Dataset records

== == ==

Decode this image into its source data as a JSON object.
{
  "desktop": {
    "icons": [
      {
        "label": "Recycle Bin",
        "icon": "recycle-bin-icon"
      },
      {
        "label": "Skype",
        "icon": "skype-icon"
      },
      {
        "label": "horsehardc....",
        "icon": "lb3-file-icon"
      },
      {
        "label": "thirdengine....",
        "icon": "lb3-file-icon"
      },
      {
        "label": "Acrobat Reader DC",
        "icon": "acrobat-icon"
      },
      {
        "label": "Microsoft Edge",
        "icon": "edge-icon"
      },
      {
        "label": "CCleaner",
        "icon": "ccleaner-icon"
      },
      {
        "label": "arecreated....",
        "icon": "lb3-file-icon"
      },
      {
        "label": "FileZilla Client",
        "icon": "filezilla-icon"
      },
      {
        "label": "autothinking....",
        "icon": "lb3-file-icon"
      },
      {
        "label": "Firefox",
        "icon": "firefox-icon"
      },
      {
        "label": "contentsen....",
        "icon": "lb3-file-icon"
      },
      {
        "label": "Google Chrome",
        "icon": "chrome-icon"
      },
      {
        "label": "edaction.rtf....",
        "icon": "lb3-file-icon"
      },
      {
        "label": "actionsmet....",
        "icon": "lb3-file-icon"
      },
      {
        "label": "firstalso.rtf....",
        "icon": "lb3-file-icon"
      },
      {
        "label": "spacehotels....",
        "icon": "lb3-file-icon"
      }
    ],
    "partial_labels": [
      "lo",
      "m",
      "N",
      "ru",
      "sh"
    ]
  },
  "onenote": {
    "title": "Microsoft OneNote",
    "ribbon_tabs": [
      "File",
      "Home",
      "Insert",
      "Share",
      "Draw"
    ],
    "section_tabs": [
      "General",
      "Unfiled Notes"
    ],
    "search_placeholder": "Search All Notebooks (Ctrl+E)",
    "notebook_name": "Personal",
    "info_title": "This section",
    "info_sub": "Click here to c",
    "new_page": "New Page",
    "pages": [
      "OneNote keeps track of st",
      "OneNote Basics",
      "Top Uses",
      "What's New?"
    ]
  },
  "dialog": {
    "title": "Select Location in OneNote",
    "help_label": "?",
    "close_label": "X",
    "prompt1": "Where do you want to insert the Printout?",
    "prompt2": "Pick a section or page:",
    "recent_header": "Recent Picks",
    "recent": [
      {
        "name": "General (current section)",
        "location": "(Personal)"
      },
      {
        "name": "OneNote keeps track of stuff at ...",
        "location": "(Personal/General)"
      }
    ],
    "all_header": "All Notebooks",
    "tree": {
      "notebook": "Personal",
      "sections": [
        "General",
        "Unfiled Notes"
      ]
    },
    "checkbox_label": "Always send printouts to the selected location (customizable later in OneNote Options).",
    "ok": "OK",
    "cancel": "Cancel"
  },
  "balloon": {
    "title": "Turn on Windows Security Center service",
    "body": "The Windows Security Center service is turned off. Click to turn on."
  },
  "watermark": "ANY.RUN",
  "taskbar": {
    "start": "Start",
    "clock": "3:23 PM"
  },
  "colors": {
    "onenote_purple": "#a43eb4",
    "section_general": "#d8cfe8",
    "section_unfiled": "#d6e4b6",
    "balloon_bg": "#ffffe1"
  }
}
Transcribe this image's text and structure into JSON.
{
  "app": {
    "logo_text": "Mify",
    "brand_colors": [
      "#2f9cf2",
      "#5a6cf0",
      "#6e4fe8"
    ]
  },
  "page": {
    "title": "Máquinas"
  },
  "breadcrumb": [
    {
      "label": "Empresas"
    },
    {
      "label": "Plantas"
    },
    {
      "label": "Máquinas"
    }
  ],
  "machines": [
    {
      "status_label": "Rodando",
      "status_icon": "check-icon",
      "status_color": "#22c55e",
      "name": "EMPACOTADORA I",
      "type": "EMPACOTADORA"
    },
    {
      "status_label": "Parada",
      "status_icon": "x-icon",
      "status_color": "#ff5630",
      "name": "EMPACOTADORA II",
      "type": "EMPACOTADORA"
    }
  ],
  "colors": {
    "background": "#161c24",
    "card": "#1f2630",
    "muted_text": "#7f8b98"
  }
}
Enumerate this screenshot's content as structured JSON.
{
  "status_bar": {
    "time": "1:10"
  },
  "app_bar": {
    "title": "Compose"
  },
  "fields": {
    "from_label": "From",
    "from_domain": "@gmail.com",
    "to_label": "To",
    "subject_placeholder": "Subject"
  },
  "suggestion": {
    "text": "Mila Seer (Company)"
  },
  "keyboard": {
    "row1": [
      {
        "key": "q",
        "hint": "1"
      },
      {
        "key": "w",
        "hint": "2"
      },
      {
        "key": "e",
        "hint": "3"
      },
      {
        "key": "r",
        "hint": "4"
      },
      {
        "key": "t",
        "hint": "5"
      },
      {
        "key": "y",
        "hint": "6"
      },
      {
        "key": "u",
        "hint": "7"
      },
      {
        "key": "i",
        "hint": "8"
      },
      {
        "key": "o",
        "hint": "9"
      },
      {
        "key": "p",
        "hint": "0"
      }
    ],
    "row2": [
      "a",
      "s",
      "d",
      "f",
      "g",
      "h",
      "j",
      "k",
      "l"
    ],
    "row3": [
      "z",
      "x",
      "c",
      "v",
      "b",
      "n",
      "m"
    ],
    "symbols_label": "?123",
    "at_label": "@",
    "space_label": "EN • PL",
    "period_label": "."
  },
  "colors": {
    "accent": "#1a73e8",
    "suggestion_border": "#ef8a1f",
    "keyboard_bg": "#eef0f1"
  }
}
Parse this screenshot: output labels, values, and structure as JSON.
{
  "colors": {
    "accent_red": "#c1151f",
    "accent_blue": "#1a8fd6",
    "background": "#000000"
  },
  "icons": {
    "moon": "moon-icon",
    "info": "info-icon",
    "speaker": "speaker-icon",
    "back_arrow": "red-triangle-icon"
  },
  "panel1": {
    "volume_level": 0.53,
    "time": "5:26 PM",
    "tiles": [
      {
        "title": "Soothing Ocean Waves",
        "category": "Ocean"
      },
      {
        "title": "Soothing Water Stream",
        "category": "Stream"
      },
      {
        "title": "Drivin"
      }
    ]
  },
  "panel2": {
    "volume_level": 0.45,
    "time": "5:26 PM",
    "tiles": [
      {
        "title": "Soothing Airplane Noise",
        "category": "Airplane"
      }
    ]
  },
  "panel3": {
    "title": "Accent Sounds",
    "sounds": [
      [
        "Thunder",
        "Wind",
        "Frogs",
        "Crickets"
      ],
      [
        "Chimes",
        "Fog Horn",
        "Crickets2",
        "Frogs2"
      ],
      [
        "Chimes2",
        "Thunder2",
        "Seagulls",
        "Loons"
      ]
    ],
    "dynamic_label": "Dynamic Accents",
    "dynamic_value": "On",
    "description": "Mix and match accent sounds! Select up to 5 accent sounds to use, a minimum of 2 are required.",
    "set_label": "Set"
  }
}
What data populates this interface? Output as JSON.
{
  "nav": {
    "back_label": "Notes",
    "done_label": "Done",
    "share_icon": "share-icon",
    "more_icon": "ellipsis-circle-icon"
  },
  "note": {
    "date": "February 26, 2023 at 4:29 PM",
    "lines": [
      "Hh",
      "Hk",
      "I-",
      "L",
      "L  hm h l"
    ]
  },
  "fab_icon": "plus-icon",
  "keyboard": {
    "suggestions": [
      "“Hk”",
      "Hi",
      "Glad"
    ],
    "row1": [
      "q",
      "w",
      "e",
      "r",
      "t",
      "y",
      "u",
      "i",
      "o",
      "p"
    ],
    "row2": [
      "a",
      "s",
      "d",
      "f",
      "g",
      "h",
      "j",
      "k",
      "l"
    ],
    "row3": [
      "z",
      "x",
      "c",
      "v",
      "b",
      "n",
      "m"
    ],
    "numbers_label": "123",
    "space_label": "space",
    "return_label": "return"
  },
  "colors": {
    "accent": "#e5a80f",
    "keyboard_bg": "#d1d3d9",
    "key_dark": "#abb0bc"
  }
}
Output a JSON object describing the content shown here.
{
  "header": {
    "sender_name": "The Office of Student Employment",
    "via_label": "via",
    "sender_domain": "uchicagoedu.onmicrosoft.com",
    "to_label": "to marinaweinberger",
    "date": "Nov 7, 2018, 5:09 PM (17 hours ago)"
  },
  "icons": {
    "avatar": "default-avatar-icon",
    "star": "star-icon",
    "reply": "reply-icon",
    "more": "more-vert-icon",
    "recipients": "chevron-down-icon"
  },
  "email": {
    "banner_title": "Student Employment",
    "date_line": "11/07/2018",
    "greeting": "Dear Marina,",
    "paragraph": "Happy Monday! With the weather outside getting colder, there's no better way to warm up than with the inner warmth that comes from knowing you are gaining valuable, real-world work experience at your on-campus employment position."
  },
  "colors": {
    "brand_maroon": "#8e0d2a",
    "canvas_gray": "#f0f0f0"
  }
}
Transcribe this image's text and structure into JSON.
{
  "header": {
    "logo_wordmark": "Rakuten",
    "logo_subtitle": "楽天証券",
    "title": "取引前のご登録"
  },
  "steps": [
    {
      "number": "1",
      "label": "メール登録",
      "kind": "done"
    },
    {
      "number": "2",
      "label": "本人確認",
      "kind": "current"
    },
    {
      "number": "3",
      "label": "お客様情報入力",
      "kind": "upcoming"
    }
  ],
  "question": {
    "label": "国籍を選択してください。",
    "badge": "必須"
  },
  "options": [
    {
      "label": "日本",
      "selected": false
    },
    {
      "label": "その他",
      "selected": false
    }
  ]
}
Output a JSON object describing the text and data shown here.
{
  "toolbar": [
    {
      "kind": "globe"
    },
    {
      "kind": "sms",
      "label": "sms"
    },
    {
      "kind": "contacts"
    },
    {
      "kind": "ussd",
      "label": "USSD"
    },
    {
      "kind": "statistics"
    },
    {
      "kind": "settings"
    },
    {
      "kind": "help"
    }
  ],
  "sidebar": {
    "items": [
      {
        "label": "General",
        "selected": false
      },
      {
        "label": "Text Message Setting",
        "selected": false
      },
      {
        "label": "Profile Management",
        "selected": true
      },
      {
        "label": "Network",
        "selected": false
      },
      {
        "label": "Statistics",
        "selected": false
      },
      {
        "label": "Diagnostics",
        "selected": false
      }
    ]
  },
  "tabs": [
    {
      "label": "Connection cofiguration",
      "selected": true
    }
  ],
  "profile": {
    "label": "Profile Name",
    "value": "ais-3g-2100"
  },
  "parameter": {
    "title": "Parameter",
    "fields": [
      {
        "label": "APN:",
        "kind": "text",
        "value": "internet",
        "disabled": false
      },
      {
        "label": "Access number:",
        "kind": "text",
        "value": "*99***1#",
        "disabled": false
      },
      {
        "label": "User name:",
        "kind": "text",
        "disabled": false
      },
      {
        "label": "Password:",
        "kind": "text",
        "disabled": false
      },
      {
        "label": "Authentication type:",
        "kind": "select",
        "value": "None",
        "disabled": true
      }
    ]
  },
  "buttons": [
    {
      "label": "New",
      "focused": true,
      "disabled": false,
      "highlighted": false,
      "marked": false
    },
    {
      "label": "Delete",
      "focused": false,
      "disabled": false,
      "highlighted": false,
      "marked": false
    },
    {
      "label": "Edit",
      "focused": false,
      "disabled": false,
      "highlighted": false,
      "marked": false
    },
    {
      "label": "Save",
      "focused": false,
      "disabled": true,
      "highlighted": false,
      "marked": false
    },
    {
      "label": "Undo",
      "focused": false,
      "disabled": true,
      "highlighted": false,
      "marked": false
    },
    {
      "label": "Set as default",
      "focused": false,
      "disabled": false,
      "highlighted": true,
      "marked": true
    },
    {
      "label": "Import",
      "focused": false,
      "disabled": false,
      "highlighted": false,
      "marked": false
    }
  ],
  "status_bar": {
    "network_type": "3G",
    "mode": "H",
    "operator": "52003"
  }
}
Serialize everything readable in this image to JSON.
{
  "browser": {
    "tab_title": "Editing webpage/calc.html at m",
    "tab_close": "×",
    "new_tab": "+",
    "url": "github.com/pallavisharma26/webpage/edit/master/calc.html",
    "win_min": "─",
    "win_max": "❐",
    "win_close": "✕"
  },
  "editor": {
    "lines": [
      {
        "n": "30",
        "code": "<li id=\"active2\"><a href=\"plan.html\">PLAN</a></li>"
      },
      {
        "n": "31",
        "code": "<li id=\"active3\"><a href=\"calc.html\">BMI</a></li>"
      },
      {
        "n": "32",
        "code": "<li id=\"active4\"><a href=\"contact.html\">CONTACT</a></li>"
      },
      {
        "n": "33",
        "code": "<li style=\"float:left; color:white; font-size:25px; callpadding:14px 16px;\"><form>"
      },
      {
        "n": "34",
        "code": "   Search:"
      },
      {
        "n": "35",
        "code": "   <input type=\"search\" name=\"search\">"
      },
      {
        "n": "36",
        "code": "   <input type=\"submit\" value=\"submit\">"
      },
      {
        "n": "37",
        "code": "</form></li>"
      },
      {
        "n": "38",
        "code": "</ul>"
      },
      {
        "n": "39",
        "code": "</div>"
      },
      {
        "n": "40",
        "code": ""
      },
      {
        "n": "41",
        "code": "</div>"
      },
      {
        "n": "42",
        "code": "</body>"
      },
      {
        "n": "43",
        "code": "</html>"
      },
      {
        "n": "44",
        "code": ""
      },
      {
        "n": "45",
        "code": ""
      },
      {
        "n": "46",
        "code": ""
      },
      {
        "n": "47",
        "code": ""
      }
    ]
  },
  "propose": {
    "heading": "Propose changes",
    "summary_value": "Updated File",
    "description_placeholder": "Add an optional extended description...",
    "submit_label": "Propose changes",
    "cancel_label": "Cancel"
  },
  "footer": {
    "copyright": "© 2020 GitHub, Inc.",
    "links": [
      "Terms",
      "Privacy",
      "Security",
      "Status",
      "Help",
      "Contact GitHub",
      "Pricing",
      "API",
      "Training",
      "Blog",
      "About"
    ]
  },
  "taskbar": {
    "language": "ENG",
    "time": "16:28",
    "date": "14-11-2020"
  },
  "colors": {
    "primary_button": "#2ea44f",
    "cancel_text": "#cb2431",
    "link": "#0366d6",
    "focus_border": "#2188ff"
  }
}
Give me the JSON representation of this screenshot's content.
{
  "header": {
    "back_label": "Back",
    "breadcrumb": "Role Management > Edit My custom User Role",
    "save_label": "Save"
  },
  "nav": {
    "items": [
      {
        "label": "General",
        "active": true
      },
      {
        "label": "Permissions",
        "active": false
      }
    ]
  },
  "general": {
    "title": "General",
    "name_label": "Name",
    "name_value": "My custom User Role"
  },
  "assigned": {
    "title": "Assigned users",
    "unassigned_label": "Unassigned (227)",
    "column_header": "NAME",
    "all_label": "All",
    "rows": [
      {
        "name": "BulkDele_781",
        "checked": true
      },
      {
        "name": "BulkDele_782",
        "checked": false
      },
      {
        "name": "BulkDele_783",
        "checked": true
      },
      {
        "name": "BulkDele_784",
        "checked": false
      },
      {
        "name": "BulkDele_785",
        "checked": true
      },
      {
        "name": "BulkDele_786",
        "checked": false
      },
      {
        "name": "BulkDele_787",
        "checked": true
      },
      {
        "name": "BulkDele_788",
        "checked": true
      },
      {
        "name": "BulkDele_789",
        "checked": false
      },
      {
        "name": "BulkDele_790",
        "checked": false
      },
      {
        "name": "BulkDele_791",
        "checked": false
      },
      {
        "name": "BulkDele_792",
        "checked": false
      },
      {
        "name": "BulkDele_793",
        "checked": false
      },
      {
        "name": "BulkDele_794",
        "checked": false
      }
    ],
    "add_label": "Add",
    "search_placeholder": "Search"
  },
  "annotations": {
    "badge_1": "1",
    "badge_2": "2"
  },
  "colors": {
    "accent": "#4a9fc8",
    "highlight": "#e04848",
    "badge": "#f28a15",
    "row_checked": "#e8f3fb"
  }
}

== == ==

EXERCISE AIM ▸
Pick out each line above that includes "category" and show it.

FULL OUTPUT ▸
        "category": "Ocean"
        "category": "Stream"
        "category": "Airplane"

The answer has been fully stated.